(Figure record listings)
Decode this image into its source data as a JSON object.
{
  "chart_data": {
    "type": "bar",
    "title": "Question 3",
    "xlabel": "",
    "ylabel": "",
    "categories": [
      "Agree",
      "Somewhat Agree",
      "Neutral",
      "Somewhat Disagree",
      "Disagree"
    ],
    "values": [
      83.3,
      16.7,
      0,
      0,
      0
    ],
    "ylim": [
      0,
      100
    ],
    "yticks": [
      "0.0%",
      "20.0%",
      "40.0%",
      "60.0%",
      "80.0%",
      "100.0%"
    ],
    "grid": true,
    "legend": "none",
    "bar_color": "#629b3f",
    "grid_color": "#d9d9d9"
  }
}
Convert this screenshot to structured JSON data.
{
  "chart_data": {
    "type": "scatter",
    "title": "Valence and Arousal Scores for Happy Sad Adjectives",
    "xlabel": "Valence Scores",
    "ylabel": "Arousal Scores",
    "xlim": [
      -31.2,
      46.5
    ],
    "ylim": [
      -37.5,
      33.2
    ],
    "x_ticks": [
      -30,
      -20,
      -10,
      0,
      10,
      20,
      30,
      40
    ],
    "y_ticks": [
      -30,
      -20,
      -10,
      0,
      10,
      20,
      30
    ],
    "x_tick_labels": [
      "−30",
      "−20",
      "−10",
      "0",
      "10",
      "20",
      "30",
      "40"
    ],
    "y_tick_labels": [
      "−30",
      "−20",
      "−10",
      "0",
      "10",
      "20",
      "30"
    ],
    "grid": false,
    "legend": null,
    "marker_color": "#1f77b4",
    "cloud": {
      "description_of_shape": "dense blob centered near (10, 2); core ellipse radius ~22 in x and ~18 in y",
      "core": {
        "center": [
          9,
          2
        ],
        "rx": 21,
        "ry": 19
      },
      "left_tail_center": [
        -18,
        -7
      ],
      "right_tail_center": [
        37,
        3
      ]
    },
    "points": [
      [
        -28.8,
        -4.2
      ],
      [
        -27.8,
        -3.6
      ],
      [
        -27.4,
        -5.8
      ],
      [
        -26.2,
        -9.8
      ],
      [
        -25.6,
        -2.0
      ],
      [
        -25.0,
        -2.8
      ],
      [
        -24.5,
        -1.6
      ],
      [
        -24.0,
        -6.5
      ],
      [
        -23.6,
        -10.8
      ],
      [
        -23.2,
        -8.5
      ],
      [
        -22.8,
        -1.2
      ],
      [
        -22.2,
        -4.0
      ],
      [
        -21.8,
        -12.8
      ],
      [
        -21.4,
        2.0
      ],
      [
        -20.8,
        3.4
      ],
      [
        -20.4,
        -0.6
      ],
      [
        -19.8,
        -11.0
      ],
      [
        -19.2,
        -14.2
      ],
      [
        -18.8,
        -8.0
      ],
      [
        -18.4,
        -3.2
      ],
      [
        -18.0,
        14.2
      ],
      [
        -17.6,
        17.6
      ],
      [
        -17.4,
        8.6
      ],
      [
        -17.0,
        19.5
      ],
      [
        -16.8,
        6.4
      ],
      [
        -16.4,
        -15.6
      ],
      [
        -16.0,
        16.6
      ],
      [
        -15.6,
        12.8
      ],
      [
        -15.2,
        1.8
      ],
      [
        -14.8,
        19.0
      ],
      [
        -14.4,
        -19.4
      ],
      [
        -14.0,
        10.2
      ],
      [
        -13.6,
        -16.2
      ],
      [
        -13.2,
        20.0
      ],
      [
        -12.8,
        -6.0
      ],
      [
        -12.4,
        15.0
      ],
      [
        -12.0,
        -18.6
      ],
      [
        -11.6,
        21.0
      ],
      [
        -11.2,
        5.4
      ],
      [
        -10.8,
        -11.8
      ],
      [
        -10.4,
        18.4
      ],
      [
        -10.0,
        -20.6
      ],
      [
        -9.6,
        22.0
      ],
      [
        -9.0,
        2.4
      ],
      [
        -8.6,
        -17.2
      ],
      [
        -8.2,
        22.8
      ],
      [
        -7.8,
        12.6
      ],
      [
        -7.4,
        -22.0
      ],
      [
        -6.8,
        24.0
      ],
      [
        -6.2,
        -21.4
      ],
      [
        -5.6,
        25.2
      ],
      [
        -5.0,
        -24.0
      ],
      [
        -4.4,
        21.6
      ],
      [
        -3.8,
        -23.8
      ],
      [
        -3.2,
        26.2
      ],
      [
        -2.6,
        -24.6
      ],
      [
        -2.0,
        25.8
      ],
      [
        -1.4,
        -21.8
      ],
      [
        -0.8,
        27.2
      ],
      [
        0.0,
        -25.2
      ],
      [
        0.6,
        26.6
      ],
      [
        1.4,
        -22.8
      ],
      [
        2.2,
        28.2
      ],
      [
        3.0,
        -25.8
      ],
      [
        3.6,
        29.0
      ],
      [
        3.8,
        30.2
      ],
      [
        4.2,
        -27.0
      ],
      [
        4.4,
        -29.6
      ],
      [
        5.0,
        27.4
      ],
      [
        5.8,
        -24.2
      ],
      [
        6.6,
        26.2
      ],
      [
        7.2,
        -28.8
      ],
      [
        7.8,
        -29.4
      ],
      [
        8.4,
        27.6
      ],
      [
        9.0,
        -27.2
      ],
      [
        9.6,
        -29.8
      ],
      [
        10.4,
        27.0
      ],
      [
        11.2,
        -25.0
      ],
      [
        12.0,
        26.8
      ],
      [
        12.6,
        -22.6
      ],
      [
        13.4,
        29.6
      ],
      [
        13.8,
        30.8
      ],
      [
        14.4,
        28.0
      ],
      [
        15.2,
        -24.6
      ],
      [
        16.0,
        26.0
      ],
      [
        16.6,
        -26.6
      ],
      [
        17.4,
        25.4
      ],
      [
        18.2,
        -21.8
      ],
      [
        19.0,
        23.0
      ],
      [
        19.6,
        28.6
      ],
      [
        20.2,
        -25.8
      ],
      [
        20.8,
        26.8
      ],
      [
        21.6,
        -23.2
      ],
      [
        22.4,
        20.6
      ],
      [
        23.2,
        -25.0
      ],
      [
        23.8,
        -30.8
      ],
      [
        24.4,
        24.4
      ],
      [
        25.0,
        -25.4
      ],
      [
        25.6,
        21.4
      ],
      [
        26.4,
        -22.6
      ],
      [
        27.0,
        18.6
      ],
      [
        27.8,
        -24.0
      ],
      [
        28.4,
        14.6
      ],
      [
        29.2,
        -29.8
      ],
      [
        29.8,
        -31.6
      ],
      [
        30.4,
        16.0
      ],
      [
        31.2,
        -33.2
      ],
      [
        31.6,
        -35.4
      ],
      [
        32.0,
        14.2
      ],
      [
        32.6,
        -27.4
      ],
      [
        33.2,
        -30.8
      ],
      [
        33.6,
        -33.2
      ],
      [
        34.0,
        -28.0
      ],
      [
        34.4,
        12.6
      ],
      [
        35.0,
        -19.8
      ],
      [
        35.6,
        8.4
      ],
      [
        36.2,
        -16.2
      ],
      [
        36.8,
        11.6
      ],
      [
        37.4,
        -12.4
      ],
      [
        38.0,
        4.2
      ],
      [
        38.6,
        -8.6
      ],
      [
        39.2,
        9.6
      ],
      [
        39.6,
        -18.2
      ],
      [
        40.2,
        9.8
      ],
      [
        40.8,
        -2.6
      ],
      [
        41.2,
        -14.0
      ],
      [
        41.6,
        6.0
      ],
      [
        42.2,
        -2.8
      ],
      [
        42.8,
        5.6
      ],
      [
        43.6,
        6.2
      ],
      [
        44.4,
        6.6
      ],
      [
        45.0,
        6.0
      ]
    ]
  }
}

Stated problem —
Each entry above is to be printed again exactly.

Answer —
Decode this image into its source data as a JSON object.
{
  "chart_data": {
    "type": "bar",
    "title": "Question 3",
    "xlabel": "",
    "ylabel": "",
    "categories": [
      "Agree",
      "Somewhat Agree",
      "Neutral",
      "Somewhat Disagree",
      "Disagree"
    ],
    "values": [
      83.3,
      16.7,
      0,
      0,
      0
    ],
    "ylim": [
      0,
      100
    ],
    "yticks": [
      "0.0%",
      "20.0%",
      "40.0%",
      "60.0%",
      "80.0%",
      "100.0%"
    ],
    "grid": true,
    "legend": "none",
    "bar_color": "#629b3f",
    "grid_color": "#d9d9d9"
  }
}
Convert this screenshot to structured JSON data.
{
  "chart_data": {
    "type": "scatter",
    "title": "Valence and Arousal Scores for Happy Sad Adjectives",
    "xlabel": "Valence Scores",
    "ylabel": "Arousal Scores",
    "xlim": [
      -31.2,
      46.5
    ],
    "ylim": [
      -37.5,
      33.2
    ],
    "x_ticks": [
      -30,
      -20,
      -10,
      0,
      10,
      20,
      30,
      40
    ],
    "y_ticks": [
      -30,
      -20,
      -10,
      0,
      10,
      20,
      30
    ],
    "x_tick_labels": [
      "−30",
      "−20",
      "−10",
      "0",
      "10",
      "20",
      "30",
      "40"
    ],
    "y_tick_labels": [
      "−30",
      "−20",
      "−10",
      "0",
      "10",
      "20",
      "30"
    ],
    "grid": false,
    "legend": null,
    "marker_color": "#1f77b4",
    "cloud": {
      "description_of_shape": "dense blob centered near (10, 2); core ellipse radius ~22 in x and ~18 in y",
      "core": {
        "center": [
          9,
          2
        ],
        "rx": 21,
        "ry": 19
      },
      "left_tail_center": [
        -18,
        -7
      ],
      "right_tail_center": [
        37,
        3
      ]
    },
    "points": [
      [
        -28.8,
        -4.2
      ],
      [
        -27.8,
        -3.6
      ],
      [
        -27.4,
        -5.8
      ],
      [
        -26.2,
        -9.8
      ],
      [
        -25.6,
        -2.0
      ],
      [
        -25.0,
        -2.8
      ],
      [
        -24.5,
        -1.6
      ],
      [
        -24.0,
        -6.5
      ],
      [
        -23.6,
        -10.8
      ],
      [
        -23.2,
        -8.5
      ],
      [
        -22.8,
        -1.2
      ],
      [
        -22.2,
        -4.0
      ],
      [
        -21.8,
        -12.8
      ],
      [
        -21.4,
        2.0
      ],
      [
        -20.8,
        3.4
      ],
      [
        -20.4,
        -0.6
      ],
      [
        -19.8,
        -11.0
      ],
      [
        -19.2,
        -14.2
      ],
      [
        -18.8,
        -8.0
      ],
      [
        -18.4,
        -3.2
      ],
      [
        -18.0,
        14.2
      ],
      [
        -17.6,
        17.6
      ],
      [
        -17.4,
        8.6
      ],
      [
        -17.0,
        19.5
      ],
      [
        -16.8,
        6.4
      ],
      [
        -16.4,
        -15.6
      ],
      [
        -16.0,
        16.6
      ],
      [
        -15.6,
        12.8
      ],
      [
        -15.2,
        1.8
      ],
      [
        -14.8,
        19.0
      ],
      [
        -14.4,
        -19.4
      ],
      [
        -14.0,
        10.2
      ],
      [
        -13.6,
        -16.2
      ],
      [
        -13.2,
        20.0
      ],
      [
        -12.8,
        -6.0
      ],
      [
        -12.4,
        15.0
      ],
      [
        -12.0,
        -18.6
      ],
      [
        -11.6,
        21.0
      ],
      [
        -11.2,
        5.4
      ],
      [
        -10.8,
        -11.8
      ],
      [
        -10.4,
        18.4
      ],
      [
        -10.0,
        -20.6
      ],
      [
        -9.6,
        22.0
      ],
      [
        -9.0,
        2.4
      ],
      [
        -8.6,
        -17.2
      ],
      [
        -8.2,
        22.8
      ],
      [
        -7.8,
        12.6
      ],
      [
        -7.4,
        -22.0
      ],
      [
        -6.8,
        24.0
      ],
      [
        -6.2,
        -21.4
      ],
      [
        -5.6,
        25.2
      ],
      [
        -5.0,
        -24.0
      ],
      [
        -4.4,
        21.6
      ],
      [
        -3.8,
        -23.8
      ],
      [
        -3.2,
        26.2
      ],
      [
        -2.6,
        -24.6
      ],
      [
        -2.0,
        25.8
      ],
      [
        -1.4,
        -21.8
      ],
      [
        -0.8,
        27.2
      ],
      [
        0.0,
        -25.2
      ],
      [
        0.6,
        26.6
      ],
      [
        1.4,
        -22.8
      ],
      [
        2.2,
        28.2
      ],
      [
        3.0,
        -25.8
      ],
      [
        3.6,
        29.0
      ],
      [
        3.8,
        30.2
      ],
      [
        4.2,
        -27.0
      ],
      [
        4.4,
        -29.6
      ],
      [
        5.0,
        27.4
      ],
      [
        5.8,
        -24.2
      ],
      [
        6.6,
        26.2
      ],
      [
        7.2,
        -28.8
      ],
      [
        7.8,
        -29.4
      ],
      [
        8.4,
        27.6
      ],
      [
        9.0,
        -27.2
      ],
      [
        9.6,
        -29.8
      ],
      [
        10.4,
        27.0
      ],
      [
        11.2,
        -25.0
      ],
      [
        12.0,
        26.8
      ],
      [
        12.6,
        -22.6
      ],
      [
        13.4,
        29.6
      ],
      [
        13.8,
        30.8
      ],
      [
        14.4,
        28.0
      ],
      [
        15.2,
        -24.6
      ],
      [
        16.0,
        26.0
      ],
      [
        16.6,
        -26.6
      ],
      [
        17.4,
        25.4
      ],
      [
        18.2,
        -21.8
      ],
      [
        19.0,
        23.0
      ],
      [
        19.6,
        28.6
      ],
      [
        20.2,
        -25.8
      ],
      [
        20.8,
        26.8
      ],
      [
        21.6,
        -23.2
      ],
      [
        22.4,
        20.6
      ],
      [
        23.2,
        -25.0
      ],
      [
        23.8,
        -30.8
      ],
      [
        24.4,
        24.4
      ],
      [
        25.0,
        -25.4
      ],
      [
        25.6,
        21.4
      ],
      [
        26.4,
        -22.6
      ],
      [
        27.0,
        18.6
      ],
      [
        27.8,
        -24.0
      ],
      [
        28.4,
        14.6
      ],
      [
        29.2,
        -29.8
      ],
      [
        29.8,
        -31.6
      ],
      [
        30.4,
        16.0
      ],
      [
        31.2,
        -33.2
      ],
      [
        31.6,
        -35.4
      ],
      [
        32.0,
        14.2
      ],
      [
        32.6,
        -27.4
      ],
      [
        33.2,
        -30.8
      ],
      [
        33.6,
        -33.2
      ],
      [
        34.0,
        -28.0
      ],
      [
        34.4,
        12.6
      ],
      [
        35.0,
        -19.8
      ],
      [
        35.6,
        8.4
      ],
      [
        36.2,
        -16.2
      ],
      [
        36.8,
        11.6
      ],
      [
        37.4,
        -12.4
      ],
      [
        38.0,
        4.2
      ],
      [
        38.6,
        -8.6
      ],
      [
        39.2,
        9.6
      ],
      [
        39.6,
        -18.2
      ],
      [
        40.2,
        9.8
      ],
      [
        40.8,
        -2.6
      ],
      [
        41.2,
        -14.0
      ],
      [
        41.6,
        6.0
      ],
      [
        42.2,
        -2.8
      ],
      [
        42.8,
        5.6
      ],
      [
        43.6,
        6.2
      ],
      [
        44.4,
        6.6
      ],
      [
        45.0,
        6.0
      ]
    ]
  }
}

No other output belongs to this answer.